[START EXERCISE MATERIAL]

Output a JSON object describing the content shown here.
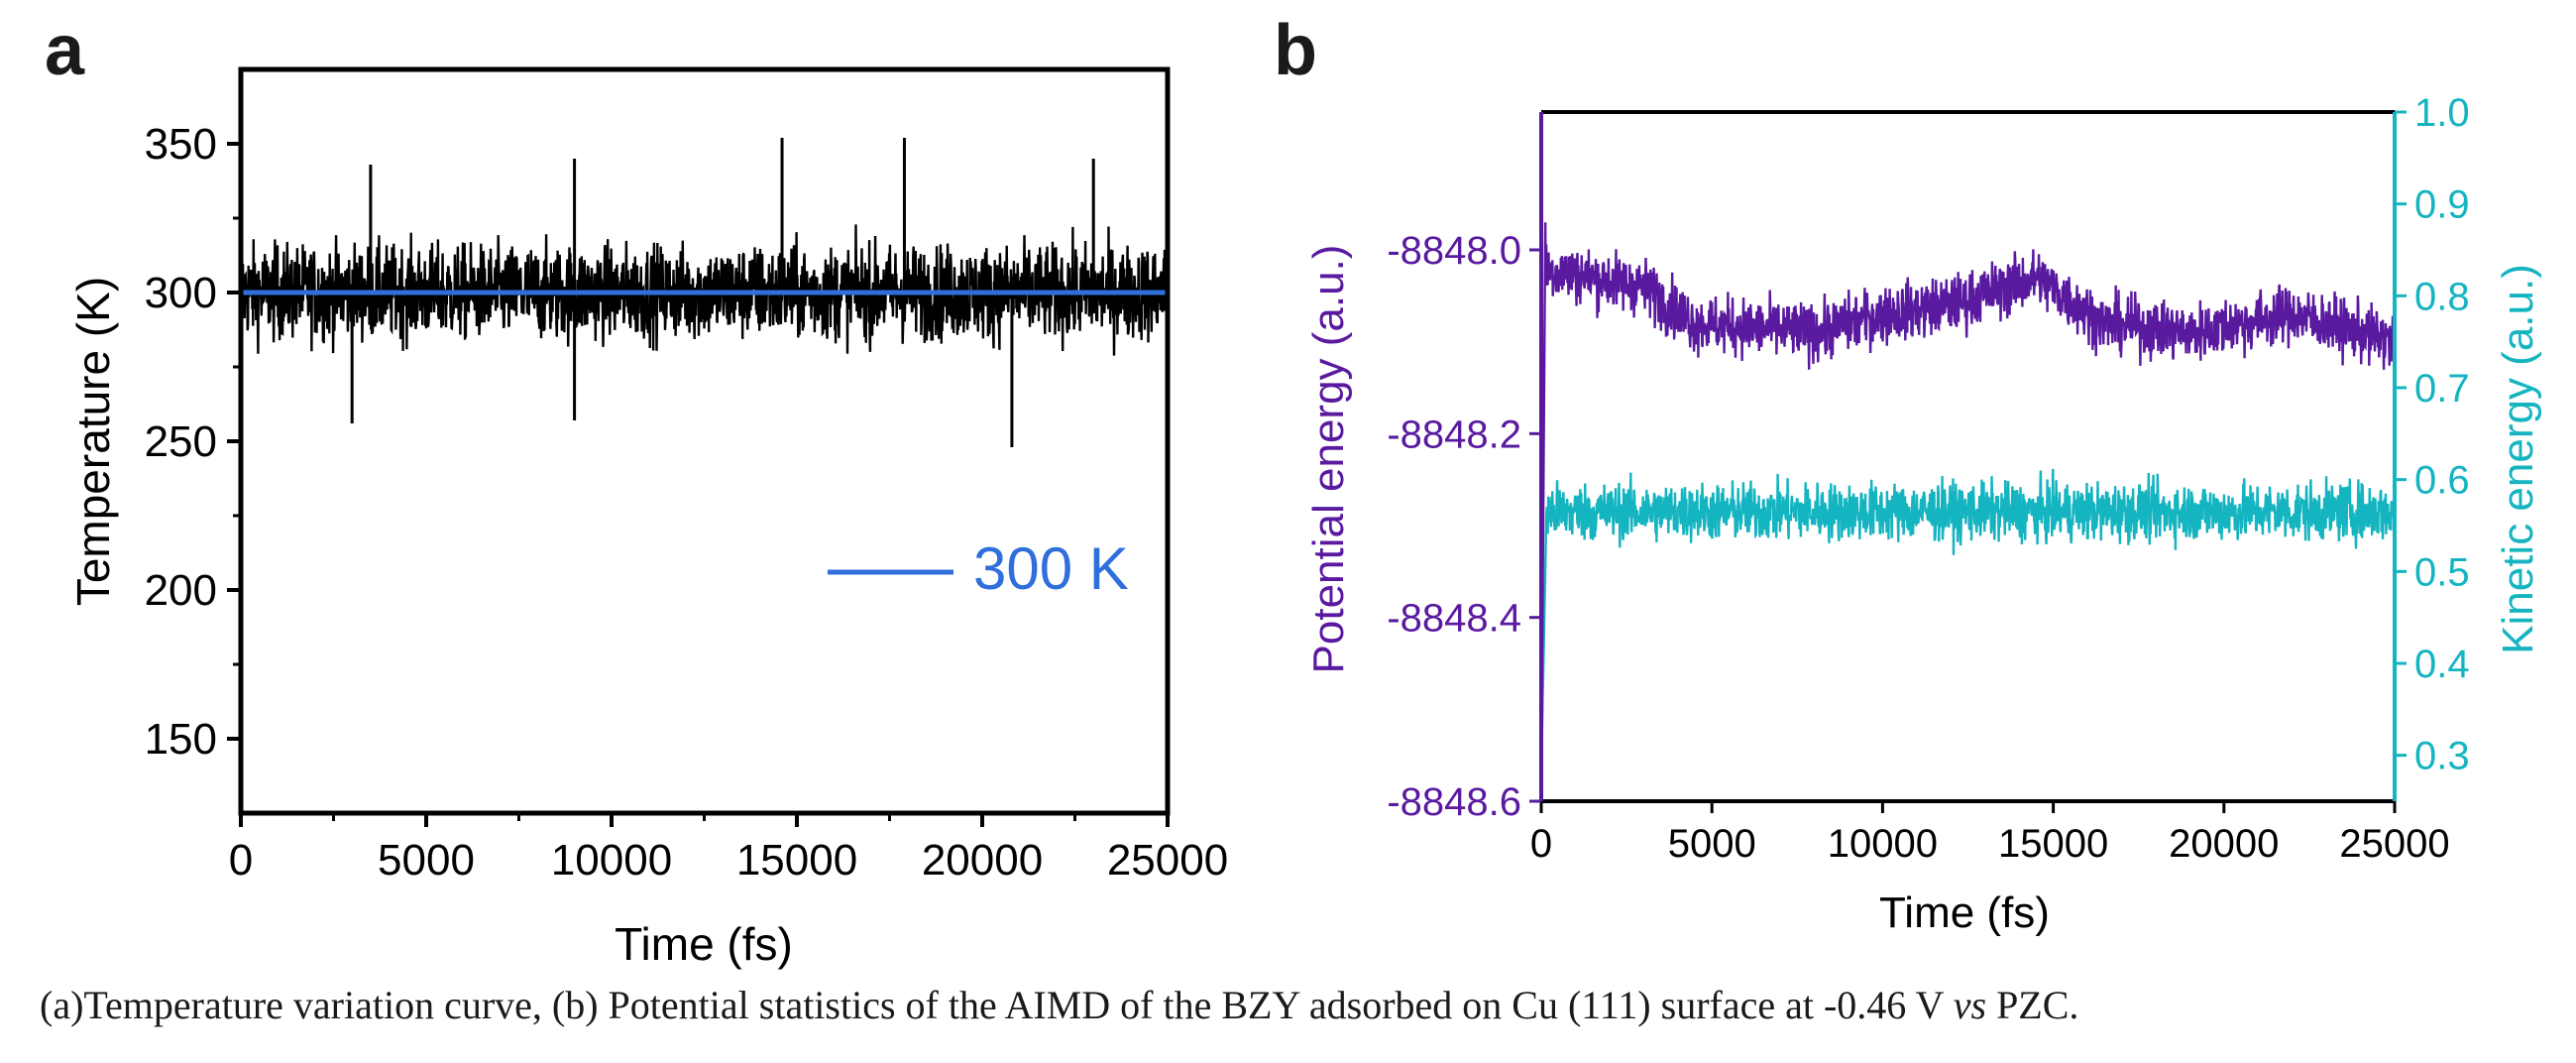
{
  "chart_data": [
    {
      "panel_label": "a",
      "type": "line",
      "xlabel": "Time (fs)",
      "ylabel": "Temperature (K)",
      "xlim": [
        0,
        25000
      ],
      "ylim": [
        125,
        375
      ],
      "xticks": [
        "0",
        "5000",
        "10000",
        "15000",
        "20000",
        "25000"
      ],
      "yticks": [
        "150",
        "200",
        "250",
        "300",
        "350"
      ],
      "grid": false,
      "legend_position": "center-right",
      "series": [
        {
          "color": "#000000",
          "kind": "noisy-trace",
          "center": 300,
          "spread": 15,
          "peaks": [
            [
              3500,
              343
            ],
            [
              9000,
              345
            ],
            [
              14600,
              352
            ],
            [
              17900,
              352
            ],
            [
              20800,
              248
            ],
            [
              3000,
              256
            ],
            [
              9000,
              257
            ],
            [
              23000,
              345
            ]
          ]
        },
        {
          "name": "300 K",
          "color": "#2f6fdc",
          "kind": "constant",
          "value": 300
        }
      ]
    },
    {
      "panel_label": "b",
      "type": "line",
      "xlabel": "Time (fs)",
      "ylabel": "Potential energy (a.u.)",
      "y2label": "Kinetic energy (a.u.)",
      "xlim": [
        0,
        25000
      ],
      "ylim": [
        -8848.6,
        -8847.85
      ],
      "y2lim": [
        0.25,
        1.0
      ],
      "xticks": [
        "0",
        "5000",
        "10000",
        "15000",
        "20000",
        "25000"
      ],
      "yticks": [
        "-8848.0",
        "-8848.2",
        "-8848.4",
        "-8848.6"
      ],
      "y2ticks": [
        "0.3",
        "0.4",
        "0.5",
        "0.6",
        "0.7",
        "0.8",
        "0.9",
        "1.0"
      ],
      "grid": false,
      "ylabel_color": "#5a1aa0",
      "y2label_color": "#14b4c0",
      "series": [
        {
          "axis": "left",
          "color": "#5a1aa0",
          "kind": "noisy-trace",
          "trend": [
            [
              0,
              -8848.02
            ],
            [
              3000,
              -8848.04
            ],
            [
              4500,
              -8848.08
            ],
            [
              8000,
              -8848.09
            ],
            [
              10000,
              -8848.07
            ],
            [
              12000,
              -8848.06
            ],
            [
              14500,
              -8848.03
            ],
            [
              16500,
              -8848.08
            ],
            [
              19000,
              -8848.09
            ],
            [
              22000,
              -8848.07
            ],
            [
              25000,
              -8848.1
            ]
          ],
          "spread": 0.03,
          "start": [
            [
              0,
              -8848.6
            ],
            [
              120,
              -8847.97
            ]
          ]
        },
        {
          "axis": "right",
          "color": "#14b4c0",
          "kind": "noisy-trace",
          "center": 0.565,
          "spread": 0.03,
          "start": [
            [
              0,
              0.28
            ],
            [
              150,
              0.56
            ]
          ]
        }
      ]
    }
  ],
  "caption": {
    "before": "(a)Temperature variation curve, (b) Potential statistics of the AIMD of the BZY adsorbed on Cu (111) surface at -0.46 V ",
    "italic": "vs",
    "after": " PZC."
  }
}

[END EXERCISE MATERIAL]

◆ PROBLEM TO SOLVE ◆
Repeat the material above in full and exactly, apart from the pictures.

◆ WRITTEN SOLUTION ◆
Output a JSON object describing the content shown here.
{
  "chart_data": [
    {
      "panel_label": "a",
      "type": "line",
      "xlabel": "Time (fs)",
      "ylabel": "Temperature (K)",
      "xlim": [
        0,
        25000
      ],
      "ylim": [
        125,
        375
      ],
      "xticks": [
        "0",
        "5000",
        "10000",
        "15000",
        "20000",
        "25000"
      ],
      "yticks": [
        "150",
        "200",
        "250",
        "300",
        "350"
      ],
      "grid": false,
      "legend_position": "center-right",
      "series": [
        {
          "color": "#000000",
          "kind": "noisy-trace",
          "center": 300,
          "spread": 15,
          "peaks": [
            [
              3500,
              343
            ],
            [
              9000,
              345
            ],
            [
              14600,
              352
            ],
            [
              17900,
              352
            ],
            [
              20800,
              248
            ],
            [
              3000,
              256
            ],
            [
              9000,
              257
            ],
            [
              23000,
              345
            ]
          ]
        },
        {
          "name": "300 K",
          "color": "#2f6fdc",
          "kind": "constant",
          "value": 300
        }
      ]
    },
    {
      "panel_label": "b",
      "type": "line",
      "xlabel": "Time (fs)",
      "ylabel": "Potential energy (a.u.)",
      "y2label": "Kinetic energy (a.u.)",
      "xlim": [
        0,
        25000
      ],
      "ylim": [
        -8848.6,
        -8847.85
      ],
      "y2lim": [
        0.25,
        1.0
      ],
      "xticks": [
        "0",
        "5000",
        "10000",
        "15000",
        "20000",
        "25000"
      ],
      "yticks": [
        "-8848.0",
        "-8848.2",
        "-8848.4",
        "-8848.6"
      ],
      "y2ticks": [
        "0.3",
        "0.4",
        "0.5",
        "0.6",
        "0.7",
        "0.8",
        "0.9",
        "1.0"
      ],
      "grid": false,
      "ylabel_color": "#5a1aa0",
      "y2label_color": "#14b4c0",
      "series": [
        {
          "axis": "left",
          "color": "#5a1aa0",
          "kind": "noisy-trace",
          "trend": [
            [
              0,
              -8848.02
            ],
            [
              3000,
              -8848.04
            ],
            [
              4500,
              -8848.08
            ],
            [
              8000,
              -8848.09
            ],
            [
              10000,
              -8848.07
            ],
            [
              12000,
              -8848.06
            ],
            [
              14500,
              -8848.03
            ],
            [
              16500,
              -8848.08
            ],
            [
              19000,
              -8848.09
            ],
            [
              22000,
              -8848.07
            ],
            [
              25000,
              -8848.1
            ]
          ],
          "spread": 0.03,
          "start": [
            [
              0,
              -8848.6
            ],
            [
              120,
              -8847.97
            ]
          ]
        },
        {
          "axis": "right",
          "color": "#14b4c0",
          "kind": "noisy-trace",
          "center": 0.565,
          "spread": 0.03,
          "start": [
            [
              0,
              0.28
            ],
            [
              150,
              0.56
            ]
          ]
        }
      ]
    }
  ],
  "caption": {
    "before": "(a)Temperature variation curve, (b) Potential statistics of the AIMD of the BZY adsorbed on Cu (111) surface at -0.46 V ",
    "italic": "vs",
    "after": " PZC."
  }
}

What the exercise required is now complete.